The request:
In the material below, list each line containing the string "Tooltip". Matches must be case-sensitive.

Data for the task:
──────────────────────────────
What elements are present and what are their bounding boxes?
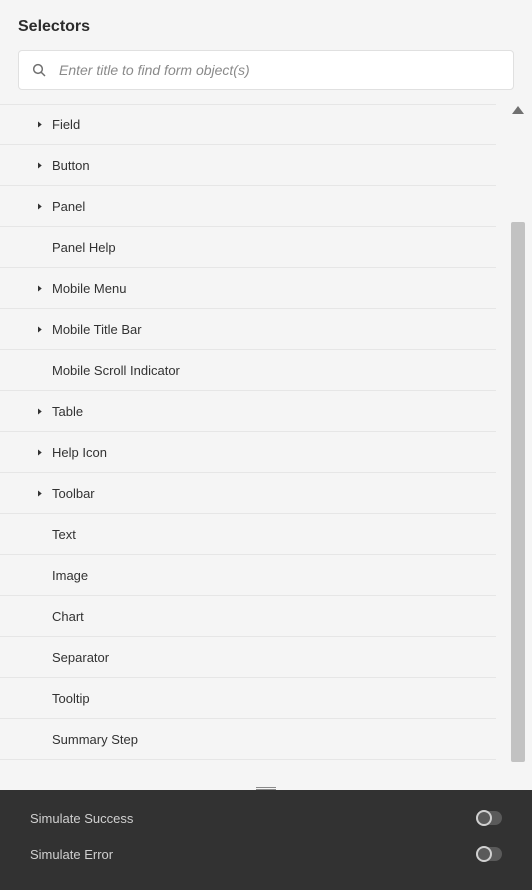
page-title: Selectors [18, 18, 514, 36]
list-item[interactable]: Panel [0, 186, 496, 227]
list-item-label: Mobile Menu [52, 281, 126, 296]
list-item[interactable]: Mobile Scroll Indicator [0, 350, 496, 391]
list-item[interactable]: Panel Help [0, 227, 496, 268]
selector-list-area: Field Button Panel Panel Help Mobile Menu Mob… [0, 104, 532, 790]
simulate-success-row: Simulate Success [30, 800, 502, 836]
scroll-thumb[interactable] [511, 222, 525, 762]
list-item[interactable]: Image [0, 555, 496, 596]
scroll-up-icon[interactable] [512, 106, 524, 114]
list-item-label: Summary Step [52, 732, 138, 747]
chevron-right-icon [32, 486, 46, 500]
list-item-label: Mobile Scroll Indicator [52, 363, 180, 378]
list-item-label: Chart [52, 609, 84, 624]
list-item[interactable]: Text [0, 514, 496, 555]
toggle-knob [476, 846, 492, 862]
simulate-success-label: Simulate Success [30, 811, 133, 826]
chevron-right-icon [32, 118, 46, 132]
chevron-right-icon [32, 281, 46, 295]
list-item-label: Panel [52, 199, 85, 214]
list-item[interactable]: Toolbar [0, 473, 496, 514]
list-item[interactable]: Table [0, 391, 496, 432]
footer-panel: Simulate Success Simulate Error [0, 790, 532, 890]
chevron-right-icon [32, 322, 46, 336]
simulate-error-toggle[interactable] [476, 847, 502, 861]
chevron-right-icon [32, 404, 46, 418]
list-item[interactable]: Mobile Menu [0, 268, 496, 309]
list-item-label: Separator [52, 650, 109, 665]
list-item-label: Field [52, 117, 80, 132]
list-item-label: Table [52, 404, 83, 419]
list-item[interactable]: Separator [0, 637, 496, 678]
selector-list: Field Button Panel Panel Help Mobile Menu Mob… [0, 104, 504, 790]
list-item-label: Panel Help [52, 240, 116, 255]
list-item-label: Toolbar [52, 486, 95, 501]
list-item-label: Tooltip [52, 691, 90, 706]
list-item-label: Mobile Title Bar [52, 322, 142, 337]
scrollbar[interactable] [504, 104, 532, 790]
header: Selectors [0, 0, 532, 50]
list-item[interactable]: Summary Step [0, 719, 496, 760]
toggle-knob [476, 810, 492, 826]
chevron-right-icon [32, 158, 46, 172]
chevron-right-icon [32, 445, 46, 459]
list-item[interactable]: Button [0, 145, 496, 186]
list-item-label: Image [52, 568, 88, 583]
drag-handle-icon[interactable] [256, 787, 276, 790]
list-item-label: Help Icon [52, 445, 107, 460]
list-item-label: Text [52, 527, 76, 542]
search-icon [31, 62, 47, 78]
search-container [0, 50, 532, 104]
simulate-error-label: Simulate Error [30, 847, 113, 862]
list-item[interactable]: Mobile Title Bar [0, 309, 496, 350]
simulate-error-row: Simulate Error [30, 836, 502, 872]
list-item[interactable]: Chart [0, 596, 496, 637]
list-item[interactable]: Tooltip [0, 678, 496, 719]
list-item[interactable]: Help Icon [0, 432, 496, 473]
search-box[interactable] [18, 50, 514, 90]
simulate-success-toggle[interactable] [476, 811, 502, 825]
search-input[interactable] [59, 62, 501, 78]
list-item[interactable]: Field [0, 104, 496, 145]
list-item-label: Button [52, 158, 90, 173]
chevron-right-icon [32, 199, 46, 213]
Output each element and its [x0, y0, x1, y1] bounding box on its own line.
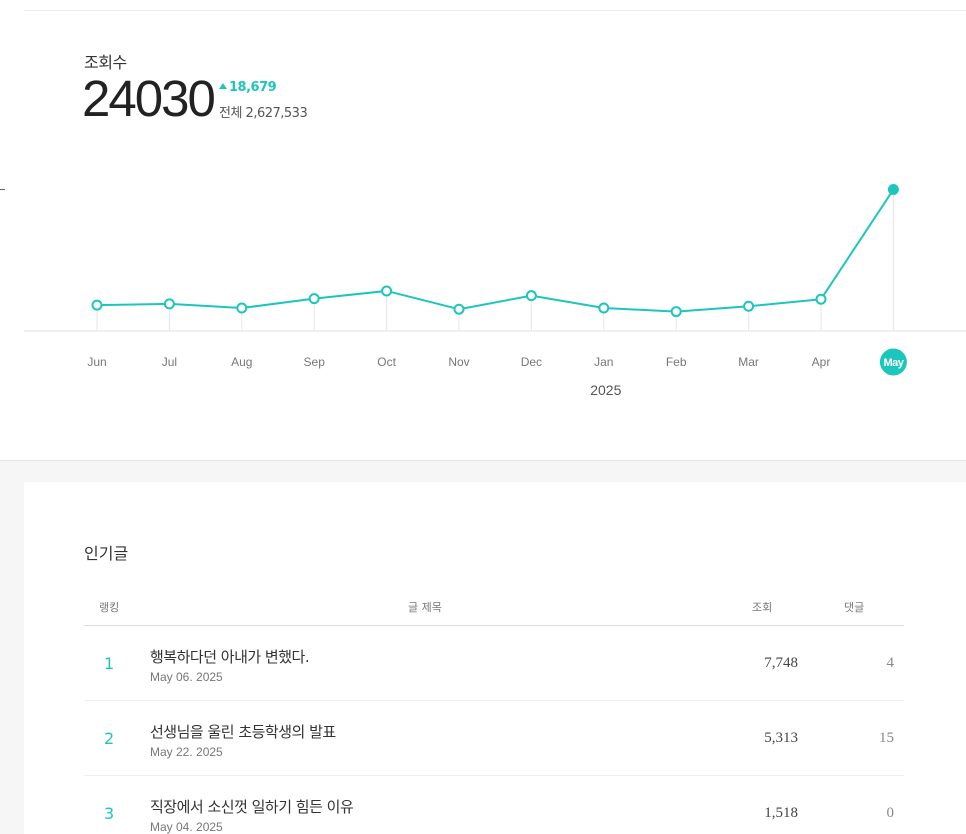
──────────────────────────────
Output:
list-item-label: Tooltip [52, 691, 90, 706]
list-item[interactable]: Tooltip [0, 678, 496, 719]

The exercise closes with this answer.